## [Aim of the exercise]
Pull out every line below holding the word "marker".

## [Data for this task]
(begin)

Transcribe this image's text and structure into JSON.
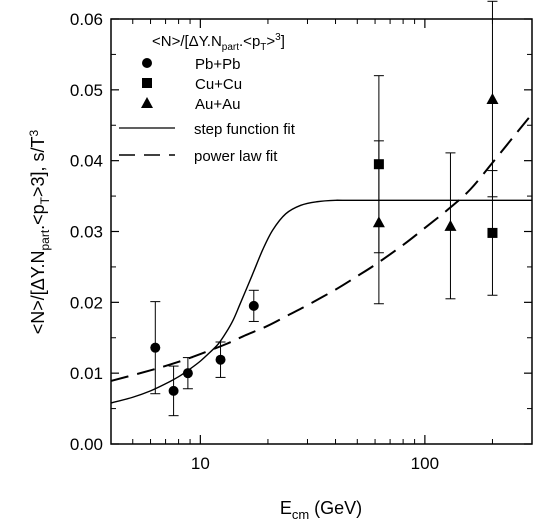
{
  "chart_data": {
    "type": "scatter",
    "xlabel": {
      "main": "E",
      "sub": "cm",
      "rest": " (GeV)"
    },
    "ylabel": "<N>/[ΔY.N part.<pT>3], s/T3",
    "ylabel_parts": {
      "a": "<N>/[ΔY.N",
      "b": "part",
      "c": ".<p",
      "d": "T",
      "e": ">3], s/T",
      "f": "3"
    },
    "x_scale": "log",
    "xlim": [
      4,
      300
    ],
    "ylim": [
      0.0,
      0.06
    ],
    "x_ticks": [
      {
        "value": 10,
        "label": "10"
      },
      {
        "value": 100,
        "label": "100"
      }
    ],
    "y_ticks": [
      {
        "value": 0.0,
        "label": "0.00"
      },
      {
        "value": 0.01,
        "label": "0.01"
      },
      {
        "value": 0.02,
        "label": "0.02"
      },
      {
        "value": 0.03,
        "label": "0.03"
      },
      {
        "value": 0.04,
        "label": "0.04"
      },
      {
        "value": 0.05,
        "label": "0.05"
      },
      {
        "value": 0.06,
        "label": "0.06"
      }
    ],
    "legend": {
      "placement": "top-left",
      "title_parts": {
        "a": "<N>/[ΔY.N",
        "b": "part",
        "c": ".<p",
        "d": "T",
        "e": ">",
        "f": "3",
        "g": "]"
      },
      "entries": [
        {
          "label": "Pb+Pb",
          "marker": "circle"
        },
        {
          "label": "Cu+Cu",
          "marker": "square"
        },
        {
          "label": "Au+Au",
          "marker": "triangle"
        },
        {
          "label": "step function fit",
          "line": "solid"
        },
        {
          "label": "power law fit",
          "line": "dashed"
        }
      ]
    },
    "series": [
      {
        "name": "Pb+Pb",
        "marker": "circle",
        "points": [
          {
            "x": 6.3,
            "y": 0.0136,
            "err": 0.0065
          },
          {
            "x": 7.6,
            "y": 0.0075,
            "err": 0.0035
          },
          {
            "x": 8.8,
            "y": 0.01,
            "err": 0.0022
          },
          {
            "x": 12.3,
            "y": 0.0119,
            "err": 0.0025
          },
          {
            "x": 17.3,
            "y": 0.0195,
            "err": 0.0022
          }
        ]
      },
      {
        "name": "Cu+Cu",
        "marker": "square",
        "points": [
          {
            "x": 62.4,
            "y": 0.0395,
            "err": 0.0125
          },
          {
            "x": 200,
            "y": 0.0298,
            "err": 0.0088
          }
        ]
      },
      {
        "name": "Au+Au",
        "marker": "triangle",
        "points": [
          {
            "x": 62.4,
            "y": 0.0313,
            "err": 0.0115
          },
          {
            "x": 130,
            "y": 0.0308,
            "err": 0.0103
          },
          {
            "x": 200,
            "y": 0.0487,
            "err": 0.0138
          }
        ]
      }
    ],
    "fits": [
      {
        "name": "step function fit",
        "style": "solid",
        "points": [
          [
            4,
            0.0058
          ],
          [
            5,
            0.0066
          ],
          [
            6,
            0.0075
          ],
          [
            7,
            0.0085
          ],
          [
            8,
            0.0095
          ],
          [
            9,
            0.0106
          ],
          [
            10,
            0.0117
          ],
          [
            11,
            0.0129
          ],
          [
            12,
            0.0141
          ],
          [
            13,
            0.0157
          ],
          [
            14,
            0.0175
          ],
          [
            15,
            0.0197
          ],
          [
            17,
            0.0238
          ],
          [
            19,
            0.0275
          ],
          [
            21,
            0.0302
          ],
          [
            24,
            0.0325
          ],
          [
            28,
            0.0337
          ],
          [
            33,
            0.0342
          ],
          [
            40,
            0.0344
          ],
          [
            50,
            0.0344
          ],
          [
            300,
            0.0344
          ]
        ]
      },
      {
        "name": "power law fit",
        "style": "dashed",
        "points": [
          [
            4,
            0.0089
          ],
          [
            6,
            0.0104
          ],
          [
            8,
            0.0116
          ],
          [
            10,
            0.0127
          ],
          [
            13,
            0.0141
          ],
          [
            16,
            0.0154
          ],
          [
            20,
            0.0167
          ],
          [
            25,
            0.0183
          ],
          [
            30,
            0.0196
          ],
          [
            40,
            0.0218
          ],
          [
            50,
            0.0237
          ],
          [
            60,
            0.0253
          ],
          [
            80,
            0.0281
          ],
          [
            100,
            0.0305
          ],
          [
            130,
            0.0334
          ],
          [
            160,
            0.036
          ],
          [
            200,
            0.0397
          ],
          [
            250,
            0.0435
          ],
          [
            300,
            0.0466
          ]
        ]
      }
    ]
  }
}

(end)

## [The reply]
          "marker": "circle"
          "marker": "square"
          "marker": "triangle"
        "marker": "circle",
        "marker": "square",
        "marker": "triangle",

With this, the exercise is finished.